Copy every one of the rows below, character for character, keeping their order.

(Extracted records)
======

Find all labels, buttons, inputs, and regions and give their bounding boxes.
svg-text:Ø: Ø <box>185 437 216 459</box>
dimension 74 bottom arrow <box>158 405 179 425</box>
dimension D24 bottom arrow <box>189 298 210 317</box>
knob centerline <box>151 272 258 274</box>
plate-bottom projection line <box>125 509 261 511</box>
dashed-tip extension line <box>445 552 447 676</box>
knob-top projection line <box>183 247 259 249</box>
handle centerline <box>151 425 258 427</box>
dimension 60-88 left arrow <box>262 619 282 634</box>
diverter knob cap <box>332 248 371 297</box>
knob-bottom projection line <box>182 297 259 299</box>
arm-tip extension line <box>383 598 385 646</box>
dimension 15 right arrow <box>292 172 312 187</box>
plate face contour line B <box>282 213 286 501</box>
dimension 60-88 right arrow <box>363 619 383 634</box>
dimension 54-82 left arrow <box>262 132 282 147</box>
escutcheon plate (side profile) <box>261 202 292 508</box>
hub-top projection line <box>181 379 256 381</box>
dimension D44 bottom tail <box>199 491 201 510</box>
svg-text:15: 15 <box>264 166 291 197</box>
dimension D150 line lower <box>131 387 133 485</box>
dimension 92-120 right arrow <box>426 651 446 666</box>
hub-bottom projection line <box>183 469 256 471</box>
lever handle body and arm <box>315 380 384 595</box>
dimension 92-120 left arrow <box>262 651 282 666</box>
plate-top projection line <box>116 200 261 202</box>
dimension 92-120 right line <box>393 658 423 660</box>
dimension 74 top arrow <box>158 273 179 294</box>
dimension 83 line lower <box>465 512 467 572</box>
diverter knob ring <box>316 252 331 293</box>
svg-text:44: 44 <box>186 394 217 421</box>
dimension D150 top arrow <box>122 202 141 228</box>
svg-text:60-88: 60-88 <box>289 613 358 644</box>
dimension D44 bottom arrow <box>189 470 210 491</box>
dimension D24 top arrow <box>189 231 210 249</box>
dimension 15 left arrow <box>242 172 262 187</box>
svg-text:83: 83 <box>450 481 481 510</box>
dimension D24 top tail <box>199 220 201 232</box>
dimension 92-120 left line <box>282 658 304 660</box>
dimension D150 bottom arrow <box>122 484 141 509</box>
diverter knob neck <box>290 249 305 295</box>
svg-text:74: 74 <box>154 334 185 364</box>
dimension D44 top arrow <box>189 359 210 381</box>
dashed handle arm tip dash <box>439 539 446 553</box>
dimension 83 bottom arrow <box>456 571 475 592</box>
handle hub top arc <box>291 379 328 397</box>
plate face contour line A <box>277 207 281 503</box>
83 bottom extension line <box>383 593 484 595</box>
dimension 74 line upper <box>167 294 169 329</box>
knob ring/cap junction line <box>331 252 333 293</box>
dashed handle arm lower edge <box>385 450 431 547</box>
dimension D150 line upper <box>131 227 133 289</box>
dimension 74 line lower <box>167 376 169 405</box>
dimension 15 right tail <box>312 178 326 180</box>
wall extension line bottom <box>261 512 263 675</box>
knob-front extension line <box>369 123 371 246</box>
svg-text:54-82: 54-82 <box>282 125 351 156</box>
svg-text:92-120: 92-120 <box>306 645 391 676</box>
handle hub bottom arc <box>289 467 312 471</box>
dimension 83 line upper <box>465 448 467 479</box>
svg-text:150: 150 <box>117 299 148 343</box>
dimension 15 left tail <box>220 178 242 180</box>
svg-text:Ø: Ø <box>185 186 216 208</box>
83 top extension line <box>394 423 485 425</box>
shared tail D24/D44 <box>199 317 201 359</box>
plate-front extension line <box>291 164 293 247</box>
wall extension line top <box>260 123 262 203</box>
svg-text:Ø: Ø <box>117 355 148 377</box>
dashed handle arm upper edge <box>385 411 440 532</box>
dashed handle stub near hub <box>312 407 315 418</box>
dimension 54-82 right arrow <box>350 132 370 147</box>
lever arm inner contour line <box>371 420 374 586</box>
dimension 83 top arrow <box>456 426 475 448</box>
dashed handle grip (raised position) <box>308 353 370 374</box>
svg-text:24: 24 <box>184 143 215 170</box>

======

▶ **Task result**:
Find all labels, buttons, inputs, and regions and give their bounding boxes.
svg-text:Ø: Ø <box>185 437 216 459</box>
dimension 74 bottom arrow <box>158 405 179 425</box>
dimension D24 bottom arrow <box>189 298 210 317</box>
knob centerline <box>151 272 258 274</box>
plate-bottom projection line <box>125 509 261 511</box>
dashed-tip extension line <box>445 552 447 676</box>
knob-top projection line <box>183 247 259 249</box>
handle centerline <box>151 425 258 427</box>
dimension 60-88 left arrow <box>262 619 282 634</box>
diverter knob cap <box>332 248 371 297</box>
knob-bottom projection line <box>182 297 259 299</box>
arm-tip extension line <box>383 598 385 646</box>
dimension 15 right arrow <box>292 172 312 187</box>
plate face contour line B <box>282 213 286 501</box>
dimension 60-88 right arrow <box>363 619 383 634</box>
dimension 54-82 left arrow <box>262 132 282 147</box>
escutcheon plate (side profile) <box>261 202 292 508</box>
hub-top projection line <box>181 379 256 381</box>
dimension D44 bottom tail <box>199 491 201 510</box>
svg-text:15: 15 <box>264 166 291 197</box>
dimension D150 line lower <box>131 387 133 485</box>
dimension 92-120 right arrow <box>426 651 446 666</box>
hub-bottom projection line <box>183 469 256 471</box>
lever handle body and arm <box>315 380 384 595</box>
dimension 92-120 left arrow <box>262 651 282 666</box>
plate-top projection line <box>116 200 261 202</box>
dimension 92-120 right line <box>393 658 423 660</box>
dimension 74 top arrow <box>158 273 179 294</box>
dimension 83 line lower <box>465 512 467 572</box>
diverter knob ring <box>316 252 331 293</box>
svg-text:44: 44 <box>186 394 217 421</box>
dimension D150 top arrow <box>122 202 141 228</box>
svg-text:60-88: 60-88 <box>289 613 358 644</box>
dimension D44 bottom arrow <box>189 470 210 491</box>
dimension D24 top arrow <box>189 231 210 249</box>
dimension 15 left arrow <box>242 172 262 187</box>
svg-text:83: 83 <box>450 481 481 510</box>
dimension D24 top tail <box>199 220 201 232</box>
dimension 92-120 left line <box>282 658 304 660</box>
dimension D150 bottom arrow <box>122 484 141 509</box>
diverter knob neck <box>290 249 305 295</box>
svg-text:74: 74 <box>154 334 185 364</box>
dimension D44 top arrow <box>189 359 210 381</box>
dashed handle arm tip dash <box>439 539 446 553</box>
dimension 83 bottom arrow <box>456 571 475 592</box>
handle hub top arc <box>291 379 328 397</box>
plate face contour line A <box>277 207 281 503</box>
83 bottom extension line <box>383 593 484 595</box>
dimension 74 line upper <box>167 294 169 329</box>
knob ring/cap junction line <box>331 252 333 293</box>
dashed handle arm lower edge <box>385 450 431 547</box>
dimension D150 line upper <box>131 227 133 289</box>
dimension 74 line lower <box>167 376 169 405</box>
dimension 15 right tail <box>312 178 326 180</box>
wall extension line bottom <box>261 512 263 675</box>
knob-front extension line <box>369 123 371 246</box>
svg-text:54-82: 54-82 <box>282 125 351 156</box>
svg-text:92-120: 92-120 <box>306 645 391 676</box>
handle hub bottom arc <box>289 467 312 471</box>
dimension 83 line upper <box>465 448 467 479</box>
svg-text:150: 150 <box>117 299 148 343</box>
dimension 15 left tail <box>220 178 242 180</box>
svg-text:Ø: Ø <box>185 186 216 208</box>
83 top extension line <box>394 423 485 425</box>
shared tail D24/D44 <box>199 317 201 359</box>
plate-front extension line <box>291 164 293 247</box>
wall extension line top <box>260 123 262 203</box>
svg-text:Ø: Ø <box>117 355 148 377</box>
dashed handle arm upper edge <box>385 411 440 532</box>
dashed handle stub near hub <box>312 407 315 418</box>
dimension 54-82 right arrow <box>350 132 370 147</box>
lever arm inner contour line <box>371 420 374 586</box>
dimension 83 top arrow <box>456 426 475 448</box>
dashed handle grip (raised position) <box>308 353 370 374</box>
svg-text:24: 24 <box>184 143 215 170</box>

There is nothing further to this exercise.